§ Exercise description
Pictures in the data below are not part of the copy; transcribe everything else exactly.

____________________

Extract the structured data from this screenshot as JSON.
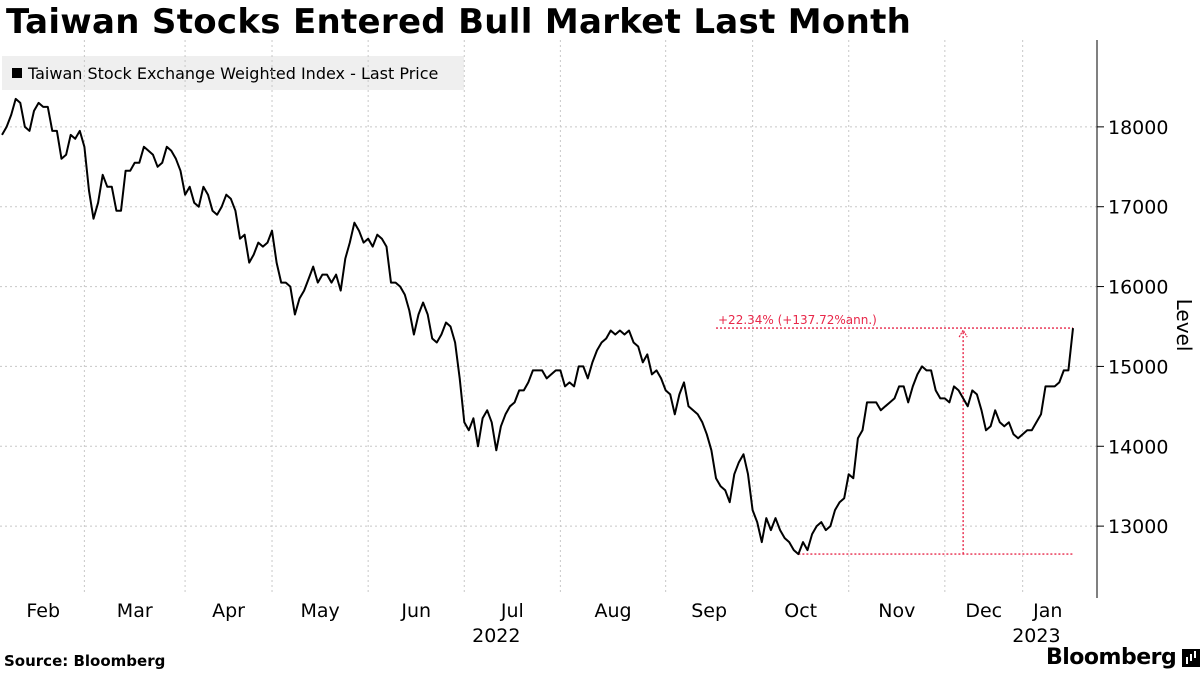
{
  "chart_data": {
    "type": "line",
    "title": "Taiwan Stocks Entered Bull Market Last Month",
    "legend": "Taiwan Stock Exchange Weighted Index - Last Price",
    "ylabel": "Level",
    "ylim": [
      12200,
      18900
    ],
    "yticks": [
      13000,
      14000,
      15000,
      16000,
      17000,
      18000
    ],
    "xticks": [
      {
        "label": "Feb",
        "index": 0
      },
      {
        "label": "Mar",
        "index": 18
      },
      {
        "label": "Apr",
        "index": 40
      },
      {
        "label": "May",
        "index": 59
      },
      {
        "label": "Jun",
        "index": 80
      },
      {
        "label": "Jul",
        "index": 101
      },
      {
        "label": "Aug",
        "index": 122
      },
      {
        "label": "Sep",
        "index": 145
      },
      {
        "label": "Oct",
        "index": 164
      },
      {
        "label": "Nov",
        "index": 185
      },
      {
        "label": "Dec",
        "index": 206
      },
      {
        "label": "Jan",
        "index": 223
      }
    ],
    "year_labels": [
      {
        "label": "2022",
        "index": 108
      },
      {
        "label": "2023",
        "index": 226
      }
    ],
    "series": [
      {
        "name": "Taiwan Stock Exchange Weighted Index - Last Price",
        "values": [
          17900,
          18000,
          18150,
          18350,
          18300,
          18000,
          17950,
          18200,
          18300,
          18250,
          18250,
          17950,
          17950,
          17600,
          17650,
          17900,
          17850,
          17950,
          17750,
          17200,
          16850,
          17050,
          17400,
          17250,
          17250,
          16950,
          16950,
          17450,
          17450,
          17550,
          17550,
          17750,
          17700,
          17650,
          17500,
          17550,
          17750,
          17700,
          17600,
          17450,
          17150,
          17250,
          17050,
          17000,
          17250,
          17150,
          16950,
          16900,
          17000,
          17150,
          17100,
          16950,
          16600,
          16650,
          16300,
          16400,
          16550,
          16500,
          16550,
          16700,
          16300,
          16050,
          16050,
          16000,
          15650,
          15850,
          15950,
          16100,
          16250,
          16050,
          16150,
          16150,
          16050,
          16150,
          15950,
          16350,
          16550,
          16800,
          16700,
          16550,
          16600,
          16500,
          16650,
          16600,
          16500,
          16050,
          16050,
          16000,
          15900,
          15700,
          15400,
          15650,
          15800,
          15650,
          15350,
          15300,
          15400,
          15550,
          15500,
          15300,
          14850,
          14300,
          14200,
          14350,
          14000,
          14350,
          14450,
          14300,
          13950,
          14250,
          14400,
          14500,
          14550,
          14700,
          14700,
          14800,
          14950,
          14950,
          14950,
          14850,
          14900,
          14950,
          14950,
          14750,
          14800,
          14750,
          15000,
          15000,
          14850,
          15050,
          15200,
          15300,
          15350,
          15450,
          15400,
          15450,
          15400,
          15450,
          15300,
          15250,
          15050,
          15150,
          14900,
          14950,
          14850,
          14700,
          14650,
          14400,
          14650,
          14800,
          14500,
          14450,
          14400,
          14300,
          14150,
          13950,
          13600,
          13500,
          13450,
          13300,
          13650,
          13800,
          13900,
          13650,
          13200,
          13050,
          12800,
          13100,
          12950,
          13100,
          12950,
          12850,
          12800,
          12700,
          12650,
          12800,
          12700,
          12900,
          13000,
          13050,
          12950,
          13000,
          13200,
          13300,
          13350,
          13650,
          13600,
          14100,
          14200,
          14550,
          14550,
          14550,
          14450,
          14500,
          14550,
          14600,
          14750,
          14750,
          14550,
          14750,
          14900,
          15000,
          14950,
          14950,
          14700,
          14600,
          14600,
          14550,
          14750,
          14700,
          14600,
          14500,
          14700,
          14650,
          14450,
          14200,
          14250,
          14450,
          14300,
          14250,
          14300,
          14150,
          14100,
          14150,
          14200,
          14200,
          14300,
          14400,
          14750,
          14750,
          14750,
          14800,
          14950,
          14950,
          15480
        ]
      }
    ],
    "annotation": {
      "text": "+22.34% (+137.72%ann.)",
      "low": {
        "index": 174,
        "value": 12650
      },
      "high_value": 15480,
      "marker_index": 210,
      "color": "#e8284a"
    }
  },
  "footer": {
    "source": "Source: Bloomberg",
    "brand": "Bloomberg"
  }
}
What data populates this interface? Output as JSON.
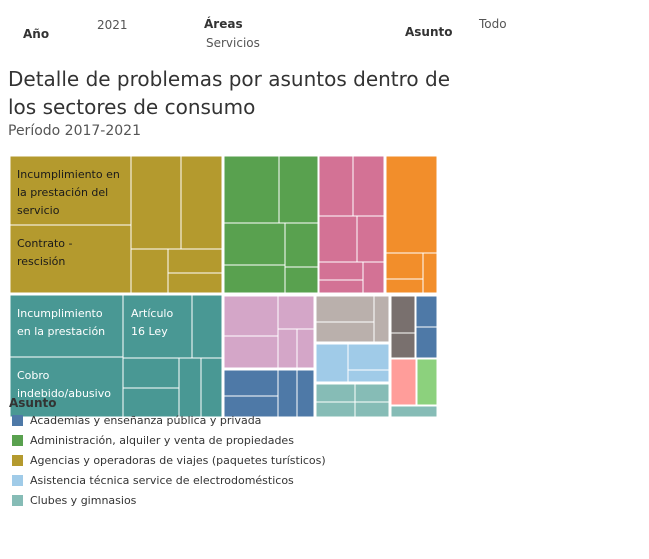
{
  "filters": {
    "year_label": "Año",
    "year_value": "2021",
    "areas_label": "Áreas",
    "areas_value": "Servicios",
    "subject_label": "Asunto",
    "subject_value": "Todo"
  },
  "header": {
    "title_line1": "Detalle de problemas por asuntos dentro de",
    "title_line2": "los sectores de consumo",
    "subtitle": "Período 2017-2021"
  },
  "treemap_labels": {
    "l1": "Incumplimiento en",
    "l2": "la prestación del",
    "l3": "servicio",
    "l4": "Contrato -",
    "l5": "rescisión",
    "l6": "Incumplimiento",
    "l7": "en la prestación",
    "l8": "Artículo",
    "l9": "16 Ley",
    "l10": "Cobro",
    "l11": "indebido/abusivo"
  },
  "legend": {
    "title": "Asunto",
    "items": [
      {
        "label": "Academias y enseñanza pública y privada",
        "color": "#4e79a7"
      },
      {
        "label": "Administración, alquiler y venta de propiedades",
        "color": "#59a14f"
      },
      {
        "label": "Agencias y operadoras de viajes (paquetes turísticos)",
        "color": "#b49a2e"
      },
      {
        "label": "Asistencia técnica service de electrodomésticos",
        "color": "#a0cbe8"
      },
      {
        "label": "Clubes y gimnasios",
        "color": "#86bcb6"
      }
    ]
  },
  "colors": {
    "gold": "#b49a2e",
    "teal": "#499894",
    "green": "#59a14f",
    "pink": "#d37295",
    "orange": "#f28e2b",
    "lilac": "#d4a6c8",
    "blue": "#4e79a7",
    "taupe": "#bab0ac",
    "brown": "#79706e",
    "lightblue": "#a0cbe8",
    "lightteal": "#86bcb6",
    "salmon": "#ff9d9a",
    "lightgreen": "#8cd17d"
  }
}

____________________

§ Solved exercise
Extract the structured data from this screenshot as JSON.
{
  "chart_data": {
    "type": "line",
    "title": "Taiwan Stocks Entered Bull Market Last Month",
    "legend": "Taiwan Stock Exchange Weighted Index - Last Price",
    "ylabel": "Level",
    "ylim": [
      12200,
      18900
    ],
    "yticks": [
      13000,
      14000,
      15000,
      16000,
      17000,
      18000
    ],
    "xticks": [
      {
        "label": "Feb",
        "index": 0
      },
      {
        "label": "Mar",
        "index": 18
      },
      {
        "label": "Apr",
        "index": 40
      },
      {
        "label": "May",
        "index": 59
      },
      {
        "label": "Jun",
        "index": 80
      },
      {
        "label": "Jul",
        "index": 101
      },
      {
        "label": "Aug",
        "index": 122
      },
      {
        "label": "Sep",
        "index": 145
      },
      {
        "label": "Oct",
        "index": 164
      },
      {
        "label": "Nov",
        "index": 185
      },
      {
        "label": "Dec",
        "index": 206
      },
      {
        "label": "Jan",
        "index": 223
      }
    ],
    "year_labels": [
      {
        "label": "2022",
        "index": 108
      },
      {
        "label": "2023",
        "index": 226
      }
    ],
    "series": [
      {
        "name": "Taiwan Stock Exchange Weighted Index - Last Price",
        "values": [
          17900,
          18000,
          18150,
          18350,
          18300,
          18000,
          17950,
          18200,
          18300,
          18250,
          18250,
          17950,
          17950,
          17600,
          17650,
          17900,
          17850,
          17950,
          17750,
          17200,
          16850,
          17050,
          17400,
          17250,
          17250,
          16950,
          16950,
          17450,
          17450,
          17550,
          17550,
          17750,
          17700,
          17650,
          17500,
          17550,
          17750,
          17700,
          17600,
          17450,
          17150,
          17250,
          17050,
          17000,
          17250,
          17150,
          16950,
          16900,
          17000,
          17150,
          17100,
          16950,
          16600,
          16650,
          16300,
          16400,
          16550,
          16500,
          16550,
          16700,
          16300,
          16050,
          16050,
          16000,
          15650,
          15850,
          15950,
          16100,
          16250,
          16050,
          16150,
          16150,
          16050,
          16150,
          15950,
          16350,
          16550,
          16800,
          16700,
          16550,
          16600,
          16500,
          16650,
          16600,
          16500,
          16050,
          16050,
          16000,
          15900,
          15700,
          15400,
          15650,
          15800,
          15650,
          15350,
          15300,
          15400,
          15550,
          15500,
          15300,
          14850,
          14300,
          14200,
          14350,
          14000,
          14350,
          14450,
          14300,
          13950,
          14250,
          14400,
          14500,
          14550,
          14700,
          14700,
          14800,
          14950,
          14950,
          14950,
          14850,
          14900,
          14950,
          14950,
          14750,
          14800,
          14750,
          15000,
          15000,
          14850,
          15050,
          15200,
          15300,
          15350,
          15450,
          15400,
          15450,
          15400,
          15450,
          15300,
          15250,
          15050,
          15150,
          14900,
          14950,
          14850,
          14700,
          14650,
          14400,
          14650,
          14800,
          14500,
          14450,
          14400,
          14300,
          14150,
          13950,
          13600,
          13500,
          13450,
          13300,
          13650,
          13800,
          13900,
          13650,
          13200,
          13050,
          12800,
          13100,
          12950,
          13100,
          12950,
          12850,
          12800,
          12700,
          12650,
          12800,
          12700,
          12900,
          13000,
          13050,
          12950,
          13000,
          13200,
          13300,
          13350,
          13650,
          13600,
          14100,
          14200,
          14550,
          14550,
          14550,
          14450,
          14500,
          14550,
          14600,
          14750,
          14750,
          14550,
          14750,
          14900,
          15000,
          14950,
          14950,
          14700,
          14600,
          14600,
          14550,
          14750,
          14700,
          14600,
          14500,
          14700,
          14650,
          14450,
          14200,
          14250,
          14450,
          14300,
          14250,
          14300,
          14150,
          14100,
          14150,
          14200,
          14200,
          14300,
          14400,
          14750,
          14750,
          14750,
          14800,
          14950,
          14950,
          15480
        ]
      }
    ],
    "annotation": {
      "text": "+22.34% (+137.72%ann.)",
      "low": {
        "index": 174,
        "value": 12650
      },
      "high_value": 15480,
      "marker_index": 210,
      "color": "#e8284a"
    }
  },
  "footer": {
    "source": "Source: Bloomberg",
    "brand": "Bloomberg"
  }
}
What data populates this interface? Output as JSON.
{
  "filters": {
    "year_label": "Año",
    "year_value": "2021",
    "areas_label": "Áreas",
    "areas_value": "Servicios",
    "subject_label": "Asunto",
    "subject_value": "Todo"
  },
  "header": {
    "title_line1": "Detalle de problemas por asuntos dentro de",
    "title_line2": "los sectores de consumo",
    "subtitle": "Período 2017-2021"
  },
  "treemap_labels": {
    "l1": "Incumplimiento en",
    "l2": "la prestación del",
    "l3": "servicio",
    "l4": "Contrato -",
    "l5": "rescisión",
    "l6": "Incumplimiento",
    "l7": "en la prestación",
    "l8": "Artículo",
    "l9": "16 Ley",
    "l10": "Cobro",
    "l11": "indebido/abusivo"
  },
  "legend": {
    "title": "Asunto",
    "items": [
      {
        "label": "Academias y enseñanza pública y privada",
        "color": "#4e79a7"
      },
      {
        "label": "Administración, alquiler y venta de propiedades",
        "color": "#59a14f"
      },
      {
        "label": "Agencias y operadoras de viajes (paquetes turísticos)",
        "color": "#b49a2e"
      },
      {
        "label": "Asistencia técnica service de electrodomésticos",
        "color": "#a0cbe8"
      },
      {
        "label": "Clubes y gimnasios",
        "color": "#86bcb6"
      }
    ]
  },
  "colors": {
    "gold": "#b49a2e",
    "teal": "#499894",
    "green": "#59a14f",
    "pink": "#d37295",
    "orange": "#f28e2b",
    "lilac": "#d4a6c8",
    "blue": "#4e79a7",
    "taupe": "#bab0ac",
    "brown": "#79706e",
    "lightblue": "#a0cbe8",
    "lightteal": "#86bcb6",
    "salmon": "#ff9d9a",
    "lightgreen": "#8cd17d"
  }
}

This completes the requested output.